[Stored data entries]
----------------

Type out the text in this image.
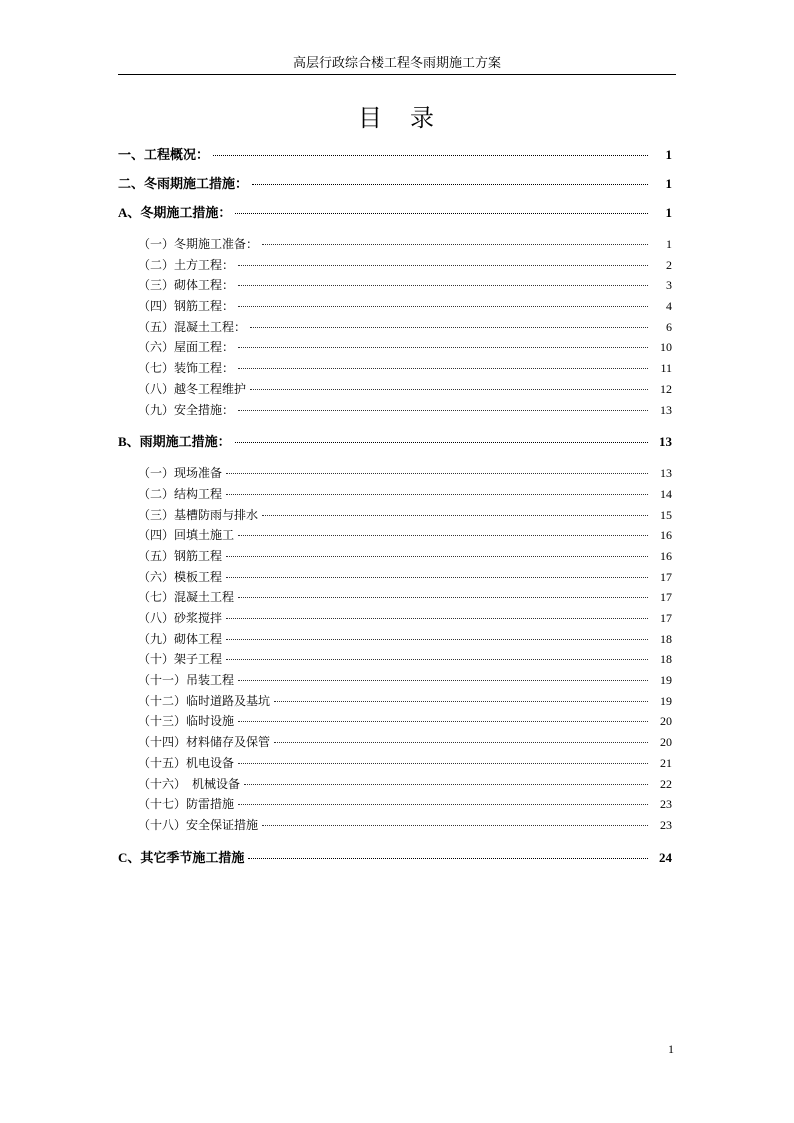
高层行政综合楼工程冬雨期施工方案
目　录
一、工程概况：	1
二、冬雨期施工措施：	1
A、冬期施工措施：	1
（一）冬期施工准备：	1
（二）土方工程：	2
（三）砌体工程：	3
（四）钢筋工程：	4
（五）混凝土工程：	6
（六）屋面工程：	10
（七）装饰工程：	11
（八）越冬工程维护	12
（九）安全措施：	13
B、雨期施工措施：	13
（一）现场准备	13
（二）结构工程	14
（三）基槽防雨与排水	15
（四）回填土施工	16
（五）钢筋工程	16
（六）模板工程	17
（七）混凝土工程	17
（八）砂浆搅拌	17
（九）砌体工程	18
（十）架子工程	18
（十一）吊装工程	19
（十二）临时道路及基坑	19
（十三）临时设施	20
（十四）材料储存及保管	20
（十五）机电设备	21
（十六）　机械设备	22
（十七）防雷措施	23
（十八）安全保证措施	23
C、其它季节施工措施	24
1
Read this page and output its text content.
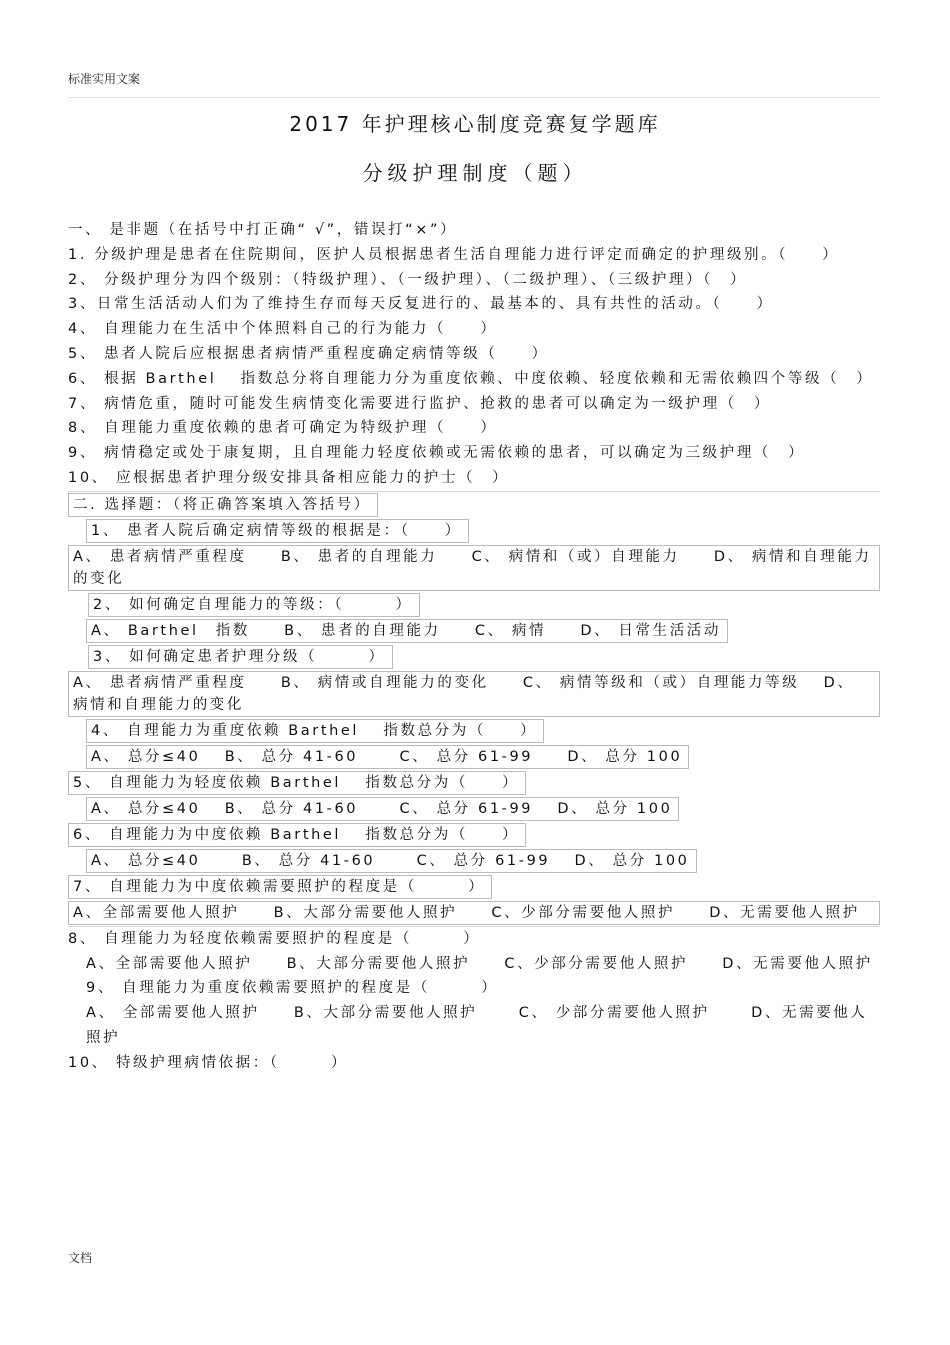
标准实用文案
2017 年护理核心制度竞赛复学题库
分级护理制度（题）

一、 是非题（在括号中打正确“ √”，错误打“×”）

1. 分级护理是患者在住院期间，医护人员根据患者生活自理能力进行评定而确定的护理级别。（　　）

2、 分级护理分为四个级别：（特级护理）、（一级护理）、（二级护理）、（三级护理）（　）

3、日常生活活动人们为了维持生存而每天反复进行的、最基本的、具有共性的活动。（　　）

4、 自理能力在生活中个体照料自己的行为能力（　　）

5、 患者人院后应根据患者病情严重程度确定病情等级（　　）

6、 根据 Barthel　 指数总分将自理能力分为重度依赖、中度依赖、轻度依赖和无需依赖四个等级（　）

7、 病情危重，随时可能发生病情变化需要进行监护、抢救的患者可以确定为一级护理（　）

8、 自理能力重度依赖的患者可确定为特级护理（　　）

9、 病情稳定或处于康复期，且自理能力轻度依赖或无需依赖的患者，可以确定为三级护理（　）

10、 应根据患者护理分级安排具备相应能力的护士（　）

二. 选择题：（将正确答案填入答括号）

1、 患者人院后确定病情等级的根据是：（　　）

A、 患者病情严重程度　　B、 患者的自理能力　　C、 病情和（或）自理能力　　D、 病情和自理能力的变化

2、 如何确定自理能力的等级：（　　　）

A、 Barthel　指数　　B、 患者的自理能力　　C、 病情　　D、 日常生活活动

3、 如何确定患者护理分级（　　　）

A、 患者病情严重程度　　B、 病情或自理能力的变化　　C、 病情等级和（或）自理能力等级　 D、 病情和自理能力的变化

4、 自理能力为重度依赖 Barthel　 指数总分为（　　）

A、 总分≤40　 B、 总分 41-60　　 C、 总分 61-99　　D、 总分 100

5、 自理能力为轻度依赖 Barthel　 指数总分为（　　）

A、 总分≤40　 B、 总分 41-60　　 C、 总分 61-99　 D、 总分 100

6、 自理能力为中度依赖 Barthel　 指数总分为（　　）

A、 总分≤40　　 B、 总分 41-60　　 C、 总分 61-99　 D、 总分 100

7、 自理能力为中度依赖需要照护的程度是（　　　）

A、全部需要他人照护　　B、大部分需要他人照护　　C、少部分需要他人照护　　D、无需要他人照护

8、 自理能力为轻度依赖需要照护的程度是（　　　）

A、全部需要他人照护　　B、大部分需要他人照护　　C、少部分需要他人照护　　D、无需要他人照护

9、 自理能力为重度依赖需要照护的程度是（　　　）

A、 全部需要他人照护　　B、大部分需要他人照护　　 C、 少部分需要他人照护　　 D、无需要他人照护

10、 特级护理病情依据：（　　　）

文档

----------------

[PROBLEM TO WORK ON] From the listing above, print every entry precisely and drop the pictures.

[REPLY]
Type out the text in this image.
高层行政综合楼工程冬雨期施工方案
目　录
一、工程概况：	1
二、冬雨期施工措施：	1
A、冬期施工措施：	1
（一）冬期施工准备：	1
（二）土方工程：	2
（三）砌体工程：	3
（四）钢筋工程：	4
（五）混凝土工程：	6
（六）屋面工程：	10
（七）装饰工程：	11
（八）越冬工程维护	12
（九）安全措施：	13
B、雨期施工措施：	13
（一）现场准备	13
（二）结构工程	14
（三）基槽防雨与排水	15
（四）回填土施工	16
（五）钢筋工程	16
（六）模板工程	17
（七）混凝土工程	17
（八）砂浆搅拌	17
（九）砌体工程	18
（十）架子工程	18
（十一）吊装工程	19
（十二）临时道路及基坑	19
（十三）临时设施	20
（十四）材料储存及保管	20
（十五）机电设备	21
（十六）　机械设备	22
（十七）防雷措施	23
（十八）安全保证措施	23
C、其它季节施工措施	24
1
Read this page and output its text content.
标准实用文案
2017 年护理核心制度竞赛复学题库
分级护理制度（题）

一、 是非题（在括号中打正确“ √”，错误打“×”）

1. 分级护理是患者在住院期间，医护人员根据患者生活自理能力进行评定而确定的护理级别。（　　）

2、 分级护理分为四个级别：（特级护理）、（一级护理）、（二级护理）、（三级护理）（　）

3、日常生活活动人们为了维持生存而每天反复进行的、最基本的、具有共性的活动。（　　）

4、 自理能力在生活中个体照料自己的行为能力（　　）

5、 患者人院后应根据患者病情严重程度确定病情等级（　　）

6、 根据 Barthel　 指数总分将自理能力分为重度依赖、中度依赖、轻度依赖和无需依赖四个等级（　）

7、 病情危重，随时可能发生病情变化需要进行监护、抢救的患者可以确定为一级护理（　）

8、 自理能力重度依赖的患者可确定为特级护理（　　）

9、 病情稳定或处于康复期，且自理能力轻度依赖或无需依赖的患者，可以确定为三级护理（　）

10、 应根据患者护理分级安排具备相应能力的护士（　）

二. 选择题：（将正确答案填入答括号）

1、 患者人院后确定病情等级的根据是：（　　）

A、 患者病情严重程度　　B、 患者的自理能力　　C、 病情和（或）自理能力　　D、 病情和自理能力的变化

2、 如何确定自理能力的等级：（　　　）

A、 Barthel　指数　　B、 患者的自理能力　　C、 病情　　D、 日常生活活动

3、 如何确定患者护理分级（　　　）

A、 患者病情严重程度　　B、 病情或自理能力的变化　　C、 病情等级和（或）自理能力等级　 D、 病情和自理能力的变化

4、 自理能力为重度依赖 Barthel　 指数总分为（　　）

A、 总分≤40　 B、 总分 41-60　　 C、 总分 61-99　　D、 总分 100

5、 自理能力为轻度依赖 Barthel　 指数总分为（　　）

A、 总分≤40　 B、 总分 41-60　　 C、 总分 61-99　 D、 总分 100

6、 自理能力为中度依赖 Barthel　 指数总分为（　　）

A、 总分≤40　　 B、 总分 41-60　　 C、 总分 61-99　 D、 总分 100

7、 自理能力为中度依赖需要照护的程度是（　　　）

A、全部需要他人照护　　B、大部分需要他人照护　　C、少部分需要他人照护　　D、无需要他人照护

8、 自理能力为轻度依赖需要照护的程度是（　　　）

A、全部需要他人照护　　B、大部分需要他人照护　　C、少部分需要他人照护　　D、无需要他人照护

9、 自理能力为重度依赖需要照护的程度是（　　　）

A、 全部需要他人照护　　B、大部分需要他人照护　　 C、 少部分需要他人照护　　 D、无需要他人照护

10、 特级护理病情依据：（　　　）

文档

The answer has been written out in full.